**** Data for this task ****
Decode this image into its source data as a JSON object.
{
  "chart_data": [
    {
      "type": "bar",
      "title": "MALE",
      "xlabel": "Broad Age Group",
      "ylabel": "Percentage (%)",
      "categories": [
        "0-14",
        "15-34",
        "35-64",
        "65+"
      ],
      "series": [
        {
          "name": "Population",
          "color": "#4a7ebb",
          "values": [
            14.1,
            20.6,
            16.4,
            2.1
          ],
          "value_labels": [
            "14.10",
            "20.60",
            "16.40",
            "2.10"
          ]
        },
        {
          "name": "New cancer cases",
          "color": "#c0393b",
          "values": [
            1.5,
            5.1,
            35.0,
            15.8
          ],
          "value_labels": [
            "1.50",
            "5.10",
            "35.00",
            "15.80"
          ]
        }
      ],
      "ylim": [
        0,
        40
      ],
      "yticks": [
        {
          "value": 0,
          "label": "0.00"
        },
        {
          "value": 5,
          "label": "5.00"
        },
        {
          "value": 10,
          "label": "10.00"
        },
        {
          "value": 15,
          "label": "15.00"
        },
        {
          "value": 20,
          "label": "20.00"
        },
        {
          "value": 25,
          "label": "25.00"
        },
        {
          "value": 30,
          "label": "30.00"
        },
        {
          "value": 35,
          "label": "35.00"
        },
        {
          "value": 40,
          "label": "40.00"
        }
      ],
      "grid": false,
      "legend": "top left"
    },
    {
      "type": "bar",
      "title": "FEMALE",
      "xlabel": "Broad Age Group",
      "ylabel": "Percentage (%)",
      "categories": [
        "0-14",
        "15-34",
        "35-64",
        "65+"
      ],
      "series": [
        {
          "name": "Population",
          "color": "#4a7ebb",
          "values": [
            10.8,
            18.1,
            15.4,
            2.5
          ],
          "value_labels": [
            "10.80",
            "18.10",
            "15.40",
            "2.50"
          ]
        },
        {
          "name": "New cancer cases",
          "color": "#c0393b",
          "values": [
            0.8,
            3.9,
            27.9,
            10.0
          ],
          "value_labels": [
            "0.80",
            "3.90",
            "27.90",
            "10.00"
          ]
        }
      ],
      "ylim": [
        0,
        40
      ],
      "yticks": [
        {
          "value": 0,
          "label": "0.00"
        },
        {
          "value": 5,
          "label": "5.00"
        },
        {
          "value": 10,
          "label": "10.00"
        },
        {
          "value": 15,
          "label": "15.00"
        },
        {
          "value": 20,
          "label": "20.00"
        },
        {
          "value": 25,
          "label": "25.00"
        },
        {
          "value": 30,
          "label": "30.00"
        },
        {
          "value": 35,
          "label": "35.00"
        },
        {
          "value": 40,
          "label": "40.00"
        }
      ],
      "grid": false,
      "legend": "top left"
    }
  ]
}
****
=== Written instruction ===
Set all of the records down again, exactly as they stand.

=== Written response ===
Decode this image into its source data as a JSON object.
{
  "chart_data": [
    {
      "type": "bar",
      "title": "MALE",
      "xlabel": "Broad Age Group",
      "ylabel": "Percentage (%)",
      "categories": [
        "0-14",
        "15-34",
        "35-64",
        "65+"
      ],
      "series": [
        {
          "name": "Population",
          "color": "#4a7ebb",
          "values": [
            14.1,
            20.6,
            16.4,
            2.1
          ],
          "value_labels": [
            "14.10",
            "20.60",
            "16.40",
            "2.10"
          ]
        },
        {
          "name": "New cancer cases",
          "color": "#c0393b",
          "values": [
            1.5,
            5.1,
            35.0,
            15.8
          ],
          "value_labels": [
            "1.50",
            "5.10",
            "35.00",
            "15.80"
          ]
        }
      ],
      "ylim": [
        0,
        40
      ],
      "yticks": [
        {
          "value": 0,
          "label": "0.00"
        },
        {
          "value": 5,
          "label": "5.00"
        },
        {
          "value": 10,
          "label": "10.00"
        },
        {
          "value": 15,
          "label": "15.00"
        },
        {
          "value": 20,
          "label": "20.00"
        },
        {
          "value": 25,
          "label": "25.00"
        },
        {
          "value": 30,
          "label": "30.00"
        },
        {
          "value": 35,
          "label": "35.00"
        },
        {
          "value": 40,
          "label": "40.00"
        }
      ],
      "grid": false,
      "legend": "top left"
    },
    {
      "type": "bar",
      "title": "FEMALE",
      "xlabel": "Broad Age Group",
      "ylabel": "Percentage (%)",
      "categories": [
        "0-14",
        "15-34",
        "35-64",
        "65+"
      ],
      "series": [
        {
          "name": "Population",
          "color": "#4a7ebb",
          "values": [
            10.8,
            18.1,
            15.4,
            2.5
          ],
          "value_labels": [
            "10.80",
            "18.10",
            "15.40",
            "2.50"
          ]
        },
        {
          "name": "New cancer cases",
          "color": "#c0393b",
          "values": [
            0.8,
            3.9,
            27.9,
            10.0
          ],
          "value_labels": [
            "0.80",
            "3.90",
            "27.90",
            "10.00"
          ]
        }
      ],
      "ylim": [
        0,
        40
      ],
      "yticks": [
        {
          "value": 0,
          "label": "0.00"
        },
        {
          "value": 5,
          "label": "5.00"
        },
        {
          "value": 10,
          "label": "10.00"
        },
        {
          "value": 15,
          "label": "15.00"
        },
        {
          "value": 20,
          "label": "20.00"
        },
        {
          "value": 25,
          "label": "25.00"
        },
        {
          "value": 30,
          "label": "30.00"
        },
        {
          "value": 35,
          "label": "35.00"
        },
        {
          "value": 40,
          "label": "40.00"
        }
      ],
      "grid": false,
      "legend": "top left"
    }
  ]
}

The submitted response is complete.